WHAT YOU HAVE TO DO:
Quote the data below in full, please, without altering anything.

Records about charts and figures:
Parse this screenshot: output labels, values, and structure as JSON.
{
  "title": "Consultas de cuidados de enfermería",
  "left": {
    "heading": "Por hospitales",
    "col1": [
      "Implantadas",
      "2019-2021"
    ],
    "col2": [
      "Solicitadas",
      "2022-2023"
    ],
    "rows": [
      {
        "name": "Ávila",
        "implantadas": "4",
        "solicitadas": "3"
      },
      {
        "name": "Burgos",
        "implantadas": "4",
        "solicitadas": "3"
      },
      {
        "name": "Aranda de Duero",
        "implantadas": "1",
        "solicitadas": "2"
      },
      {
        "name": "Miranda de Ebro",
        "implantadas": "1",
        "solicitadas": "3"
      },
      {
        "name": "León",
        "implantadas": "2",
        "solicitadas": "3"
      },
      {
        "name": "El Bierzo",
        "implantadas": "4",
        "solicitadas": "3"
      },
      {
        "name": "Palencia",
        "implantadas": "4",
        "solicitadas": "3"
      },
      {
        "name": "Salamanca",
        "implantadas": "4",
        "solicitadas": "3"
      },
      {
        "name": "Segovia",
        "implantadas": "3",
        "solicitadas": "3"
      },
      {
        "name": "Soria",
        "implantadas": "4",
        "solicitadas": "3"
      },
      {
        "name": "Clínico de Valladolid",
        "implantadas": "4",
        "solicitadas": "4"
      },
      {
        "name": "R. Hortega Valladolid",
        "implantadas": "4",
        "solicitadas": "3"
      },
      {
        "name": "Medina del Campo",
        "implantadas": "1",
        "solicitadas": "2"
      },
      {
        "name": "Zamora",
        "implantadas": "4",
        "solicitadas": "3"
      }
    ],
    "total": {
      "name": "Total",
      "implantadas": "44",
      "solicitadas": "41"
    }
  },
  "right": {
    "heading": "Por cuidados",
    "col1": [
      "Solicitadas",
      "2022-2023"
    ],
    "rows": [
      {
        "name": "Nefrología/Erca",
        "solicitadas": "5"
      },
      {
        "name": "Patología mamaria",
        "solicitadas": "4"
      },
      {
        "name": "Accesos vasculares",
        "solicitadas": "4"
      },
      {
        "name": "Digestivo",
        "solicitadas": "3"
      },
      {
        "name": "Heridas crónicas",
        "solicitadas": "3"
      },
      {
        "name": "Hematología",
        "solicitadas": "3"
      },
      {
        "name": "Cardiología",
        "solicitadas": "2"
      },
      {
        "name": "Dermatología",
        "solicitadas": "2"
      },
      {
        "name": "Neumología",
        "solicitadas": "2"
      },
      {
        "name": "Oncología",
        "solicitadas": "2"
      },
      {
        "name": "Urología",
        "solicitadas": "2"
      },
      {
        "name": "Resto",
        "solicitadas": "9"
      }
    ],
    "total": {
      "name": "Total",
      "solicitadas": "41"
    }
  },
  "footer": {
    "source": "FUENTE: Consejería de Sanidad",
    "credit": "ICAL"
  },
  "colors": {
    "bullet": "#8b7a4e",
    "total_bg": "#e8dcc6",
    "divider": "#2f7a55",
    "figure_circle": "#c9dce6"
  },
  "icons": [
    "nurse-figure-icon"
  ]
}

RESPONSE:
Parse this screenshot: output labels, values, and structure as JSON.
{
  "title": "Consultas de cuidados de enfermería",
  "left": {
    "heading": "Por hospitales",
    "col1": [
      "Implantadas",
      "2019-2021"
    ],
    "col2": [
      "Solicitadas",
      "2022-2023"
    ],
    "rows": [
      {
        "name": "Ávila",
        "implantadas": "4",
        "solicitadas": "3"
      },
      {
        "name": "Burgos",
        "implantadas": "4",
        "solicitadas": "3"
      },
      {
        "name": "Aranda de Duero",
        "implantadas": "1",
        "solicitadas": "2"
      },
      {
        "name": "Miranda de Ebro",
        "implantadas": "1",
        "solicitadas": "3"
      },
      {
        "name": "León",
        "implantadas": "2",
        "solicitadas": "3"
      },
      {
        "name": "El Bierzo",
        "implantadas": "4",
        "solicitadas": "3"
      },
      {
        "name": "Palencia",
        "implantadas": "4",
        "solicitadas": "3"
      },
      {
        "name": "Salamanca",
        "implantadas": "4",
        "solicitadas": "3"
      },
      {
        "name": "Segovia",
        "implantadas": "3",
        "solicitadas": "3"
      },
      {
        "name": "Soria",
        "implantadas": "4",
        "solicitadas": "3"
      },
      {
        "name": "Clínico de Valladolid",
        "implantadas": "4",
        "solicitadas": "4"
      },
      {
        "name": "R. Hortega Valladolid",
        "implantadas": "4",
        "solicitadas": "3"
      },
      {
        "name": "Medina del Campo",
        "implantadas": "1",
        "solicitadas": "2"
      },
      {
        "name": "Zamora",
        "implantadas": "4",
        "solicitadas": "3"
      }
    ],
    "total": {
      "name": "Total",
      "implantadas": "44",
      "solicitadas": "41"
    }
  },
  "right": {
    "heading": "Por cuidados",
    "col1": [
      "Solicitadas",
      "2022-2023"
    ],
    "rows": [
      {
        "name": "Nefrología/Erca",
        "solicitadas": "5"
      },
      {
        "name": "Patología mamaria",
        "solicitadas": "4"
      },
      {
        "name": "Accesos vasculares",
        "solicitadas": "4"
      },
      {
        "name": "Digestivo",
        "solicitadas": "3"
      },
      {
        "name": "Heridas crónicas",
        "solicitadas": "3"
      },
      {
        "name": "Hematología",
        "solicitadas": "3"
      },
      {
        "name": "Cardiología",
        "solicitadas": "2"
      },
      {
        "name": "Dermatología",
        "solicitadas": "2"
      },
      {
        "name": "Neumología",
        "solicitadas": "2"
      },
      {
        "name": "Oncología",
        "solicitadas": "2"
      },
      {
        "name": "Urología",
        "solicitadas": "2"
      },
      {
        "name": "Resto",
        "solicitadas": "9"
      }
    ],
    "total": {
      "name": "Total",
      "solicitadas": "41"
    }
  },
  "footer": {
    "source": "FUENTE: Consejería de Sanidad",
    "credit": "ICAL"
  },
  "colors": {
    "bullet": "#8b7a4e",
    "total_bg": "#e8dcc6",
    "divider": "#2f7a55",
    "figure_circle": "#c9dce6"
  },
  "icons": [
    "nurse-figure-icon"
  ]
}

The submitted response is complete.